Perhaps one of the most notable mediaeval phenomena that created shared cultural spheres across linguistic and political boundaries was the transmission of such religious faiths as Buddhism, Christianity, Islam, Zoroastrianism, Manichaenism and Nestorianism. Buddhism’s spread eastward from India to finally become a religion adopted in all of Asia had an especially significant impact on many countries. In this sense, the Eurasian interactions can be considered common to a medieval world interwoven by religion.
The twenty-one chapters reveal transmissions, transgressions, syntheses, accommodations, and transformations that occurred when peoples and cultures came into contact with one another. They explore the motivations for the movements of peoples and goods—trade, war, diplomacy, acquisition of culture and knowledge (and sometimes of talent), and evangelical Buddhism. They also analyze the impacts of these exchanges through study of the artefacts, concepts, technologies, and practices associated with these interactions from a multidisciplinary perspective.

◇ ◇ ◇

Stated goal A: Extract the portion of the passage on medieval Eurasian exchange from "Perhaps one of" up to and including "interwoven by religion.".
Stated goal B: Write the next few sentences of the passage on medieval Eurasian exchange, picking up after its final sentence.
The records that follow are drawn from a separate source.

[Excerpts from a layout annotation set]
◇ ◇ ◇

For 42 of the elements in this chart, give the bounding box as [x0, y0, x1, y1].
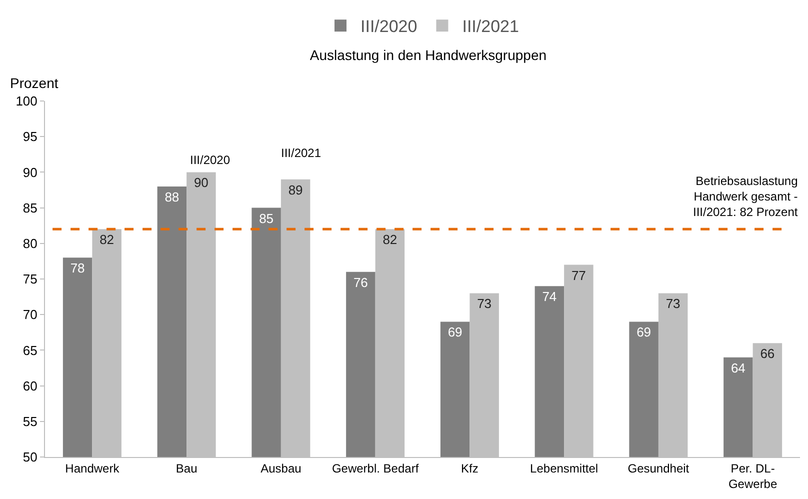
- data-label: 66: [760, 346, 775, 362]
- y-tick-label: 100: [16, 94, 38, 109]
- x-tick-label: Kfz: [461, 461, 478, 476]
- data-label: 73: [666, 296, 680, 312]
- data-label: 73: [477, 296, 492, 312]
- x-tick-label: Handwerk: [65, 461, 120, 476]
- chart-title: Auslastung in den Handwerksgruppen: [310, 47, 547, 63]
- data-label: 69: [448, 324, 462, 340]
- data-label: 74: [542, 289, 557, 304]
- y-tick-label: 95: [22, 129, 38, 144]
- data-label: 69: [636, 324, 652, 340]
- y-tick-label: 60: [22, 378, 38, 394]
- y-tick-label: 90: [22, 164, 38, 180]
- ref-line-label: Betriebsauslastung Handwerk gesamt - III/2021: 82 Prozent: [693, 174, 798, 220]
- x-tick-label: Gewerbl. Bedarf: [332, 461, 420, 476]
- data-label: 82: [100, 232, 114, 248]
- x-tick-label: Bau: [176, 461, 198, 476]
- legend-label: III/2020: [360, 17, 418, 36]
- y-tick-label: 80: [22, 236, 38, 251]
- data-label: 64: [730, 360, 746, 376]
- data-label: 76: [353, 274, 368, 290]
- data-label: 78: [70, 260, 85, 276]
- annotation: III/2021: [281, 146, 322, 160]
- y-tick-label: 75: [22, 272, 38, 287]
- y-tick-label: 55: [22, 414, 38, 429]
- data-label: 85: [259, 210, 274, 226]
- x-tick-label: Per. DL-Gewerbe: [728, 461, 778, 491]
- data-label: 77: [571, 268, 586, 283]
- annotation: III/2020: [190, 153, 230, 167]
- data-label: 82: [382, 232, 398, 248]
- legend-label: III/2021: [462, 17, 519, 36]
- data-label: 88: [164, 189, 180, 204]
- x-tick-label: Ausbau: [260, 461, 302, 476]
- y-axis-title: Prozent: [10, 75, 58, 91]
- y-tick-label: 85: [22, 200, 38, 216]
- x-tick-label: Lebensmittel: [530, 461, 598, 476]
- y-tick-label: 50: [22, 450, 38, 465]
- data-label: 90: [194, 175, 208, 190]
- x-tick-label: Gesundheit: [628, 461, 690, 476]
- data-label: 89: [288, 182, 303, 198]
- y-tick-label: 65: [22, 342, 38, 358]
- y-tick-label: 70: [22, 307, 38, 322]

◇ ◇ ◇

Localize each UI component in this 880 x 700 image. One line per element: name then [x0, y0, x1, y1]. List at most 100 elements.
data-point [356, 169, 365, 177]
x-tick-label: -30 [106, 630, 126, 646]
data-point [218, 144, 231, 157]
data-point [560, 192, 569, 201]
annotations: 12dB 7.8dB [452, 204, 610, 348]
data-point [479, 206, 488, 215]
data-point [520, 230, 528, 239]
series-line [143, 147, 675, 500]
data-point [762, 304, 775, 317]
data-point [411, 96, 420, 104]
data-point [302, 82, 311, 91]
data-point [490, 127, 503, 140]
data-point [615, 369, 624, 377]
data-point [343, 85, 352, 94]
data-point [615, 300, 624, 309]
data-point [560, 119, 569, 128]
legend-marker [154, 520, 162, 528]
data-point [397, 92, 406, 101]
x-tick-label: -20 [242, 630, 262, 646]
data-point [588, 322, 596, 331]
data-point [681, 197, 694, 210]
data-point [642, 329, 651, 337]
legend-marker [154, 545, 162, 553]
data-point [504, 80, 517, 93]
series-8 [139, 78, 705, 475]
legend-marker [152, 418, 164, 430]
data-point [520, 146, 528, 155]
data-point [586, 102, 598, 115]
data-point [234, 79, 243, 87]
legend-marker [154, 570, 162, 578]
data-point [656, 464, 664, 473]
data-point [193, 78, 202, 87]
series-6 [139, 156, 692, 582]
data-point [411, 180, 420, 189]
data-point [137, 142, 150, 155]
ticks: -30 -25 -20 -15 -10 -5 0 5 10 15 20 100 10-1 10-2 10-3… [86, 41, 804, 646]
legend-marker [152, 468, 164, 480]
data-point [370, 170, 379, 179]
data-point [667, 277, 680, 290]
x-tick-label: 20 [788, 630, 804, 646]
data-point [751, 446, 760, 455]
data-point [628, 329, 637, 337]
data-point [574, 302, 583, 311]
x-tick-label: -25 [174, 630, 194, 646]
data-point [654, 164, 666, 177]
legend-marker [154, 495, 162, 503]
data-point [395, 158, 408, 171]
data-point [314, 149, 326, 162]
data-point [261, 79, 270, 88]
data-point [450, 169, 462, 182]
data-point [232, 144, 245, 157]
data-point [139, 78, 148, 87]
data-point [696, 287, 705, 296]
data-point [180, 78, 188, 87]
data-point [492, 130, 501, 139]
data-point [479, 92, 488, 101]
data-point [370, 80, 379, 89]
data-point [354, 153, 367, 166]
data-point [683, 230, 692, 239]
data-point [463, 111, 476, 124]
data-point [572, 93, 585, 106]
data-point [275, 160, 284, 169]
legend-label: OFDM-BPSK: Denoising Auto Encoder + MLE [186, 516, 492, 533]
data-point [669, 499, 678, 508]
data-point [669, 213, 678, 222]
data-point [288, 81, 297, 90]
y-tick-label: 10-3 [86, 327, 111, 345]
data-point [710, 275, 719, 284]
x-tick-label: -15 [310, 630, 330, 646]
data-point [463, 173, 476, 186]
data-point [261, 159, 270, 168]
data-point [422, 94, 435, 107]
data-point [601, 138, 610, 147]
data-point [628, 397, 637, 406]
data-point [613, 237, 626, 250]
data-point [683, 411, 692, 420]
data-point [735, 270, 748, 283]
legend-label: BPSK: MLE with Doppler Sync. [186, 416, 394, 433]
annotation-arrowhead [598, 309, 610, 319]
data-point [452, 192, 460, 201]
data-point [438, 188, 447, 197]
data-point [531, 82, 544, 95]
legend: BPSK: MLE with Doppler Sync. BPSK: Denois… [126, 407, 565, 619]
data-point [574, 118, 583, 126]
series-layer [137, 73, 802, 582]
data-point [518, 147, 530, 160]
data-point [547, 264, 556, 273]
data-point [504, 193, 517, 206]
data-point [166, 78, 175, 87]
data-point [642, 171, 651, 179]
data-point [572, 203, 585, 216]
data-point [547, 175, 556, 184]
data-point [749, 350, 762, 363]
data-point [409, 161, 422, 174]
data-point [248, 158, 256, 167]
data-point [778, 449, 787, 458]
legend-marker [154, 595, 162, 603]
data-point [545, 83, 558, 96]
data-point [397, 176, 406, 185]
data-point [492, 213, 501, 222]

◇ ◇ ◇

Exercise output A:
Perhaps one of the most notable mediaeval phenomena that created shared cultural spheres across linguistic and political boundaries was the transmission of such religious faiths as Buddhism, Christianity, Islam, Zoroastrianism, Manichaenism and Nestorianism. Buddhism’s spread eastward from India to finally become a religion adopted in all of Asia had an especially significant impact on many countries. In this sense, the Eurasian interactions can be considered common to a medieval world interwoven by religion.

Exercise output B:
The focused study of the individual authors, each from her or his disciplinary training (art history, cultural studies, history, literary studies, religious studies, history of science, etc.), sheds light on the crossing of boundaries of geographic, cultural, linguistic, and sometimes temporal distance. Whether it is Tang China, Yamato Japan, Viking Sweden, or Zoroastrian Central Asia, however, each chapter highlights the prominent place of cultural crossings as both inter-regional movements and the fertile products they produced.
Given that the expertise from a breadth of disciplines, this unique interdisciplinary book will enjoy an equally broad readership of students, teachers, and researchers engaged in comparative approaches to the history and culture of Medieaval Eurasia at large.